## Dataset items
— START —
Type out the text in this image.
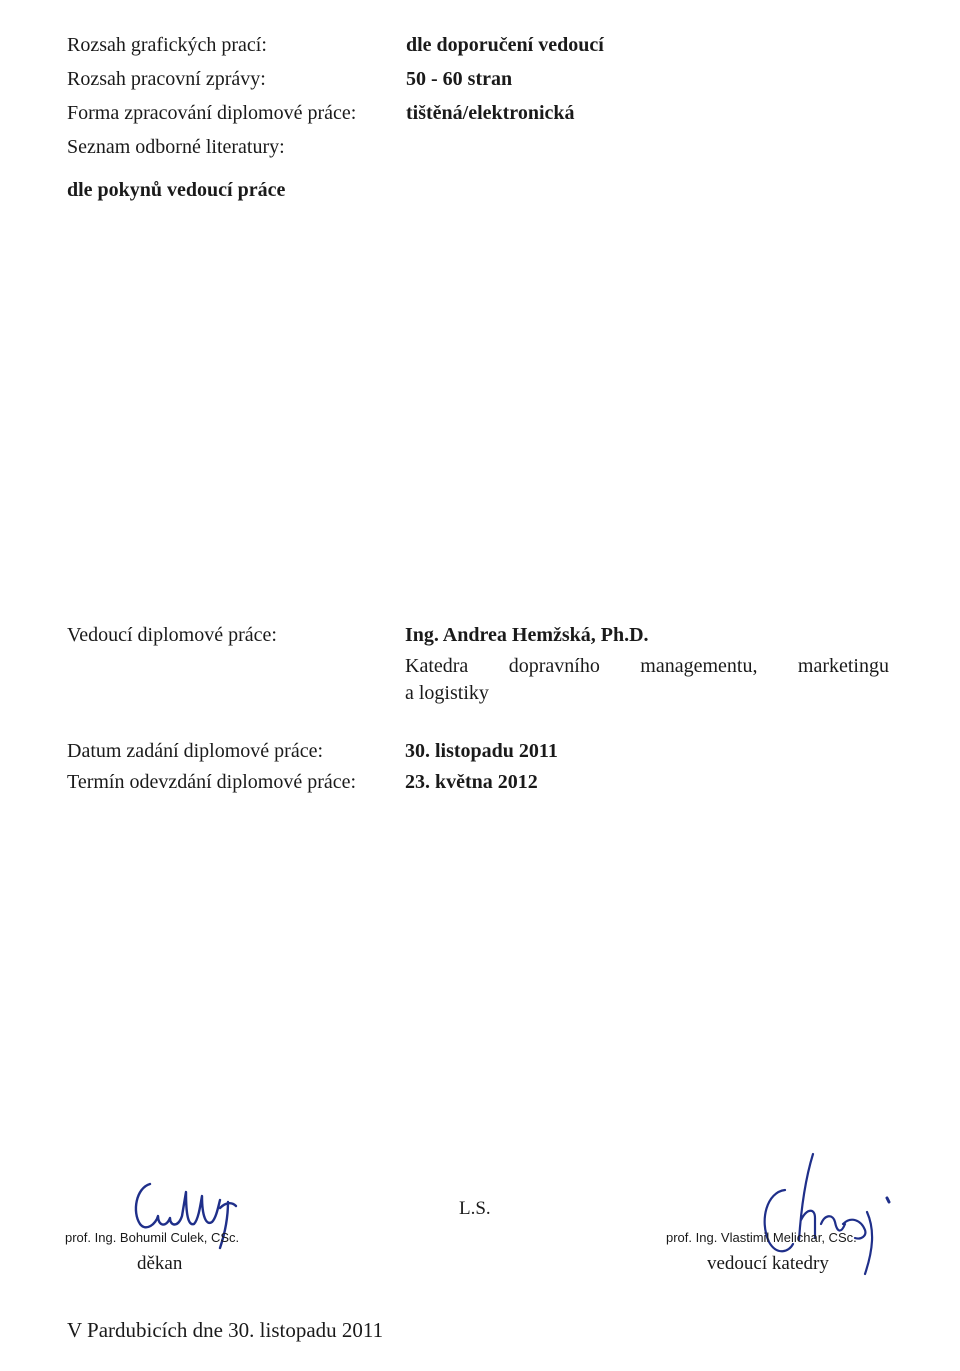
Rozsah grafických prací:	dle doporučení vedoucí
Rozsah pracovní zprávy:	50 - 60 stran
Forma zpracování diplomové práce: tištěná/elektronická
Seznam odborné literatury:
dle pokynů vedoucí práce
Vedoucí diplomové práce:	Ing. Andrea Hemžská, Ph.D.
Katedra dopravního managementu, marketingu
a logistiky
Datum zadání diplomové práce:	30. listopadu 2011
Termín odevzdání diplomové práce: 23. května 2012
prof. Ing. Bohumil Culek, CSc.
děkan
L.S.
prof. Ing. Vlastimil Melichar, CSc.
vedoucí katedry
V Pardubicích dne 30. listopadu 2011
— END —
## WORK TO COMPLETE
Repeat the material above in full and exactly, omitting the pictures.

## ANSWER TO THE PROBLEM
Type out the text in this image.
Rozsah grafických prací:	dle doporučení vedoucí
Rozsah pracovní zprávy:	50 - 60 stran
Forma zpracování diplomové práce: tištěná/elektronická
Seznam odborné literatury:
dle pokynů vedoucí práce
Vedoucí diplomové práce:	Ing. Andrea Hemžská, Ph.D.
Katedra dopravního managementu, marketingu
a logistiky
Datum zadání diplomové práce:	30. listopadu 2011
Termín odevzdání diplomové práce: 23. května 2012
prof. Ing. Bohumil Culek, CSc.
děkan
L.S.
prof. Ing. Vlastimil Melichar, CSc.
vedoucí katedry
V Pardubicích dne 30. listopadu 2011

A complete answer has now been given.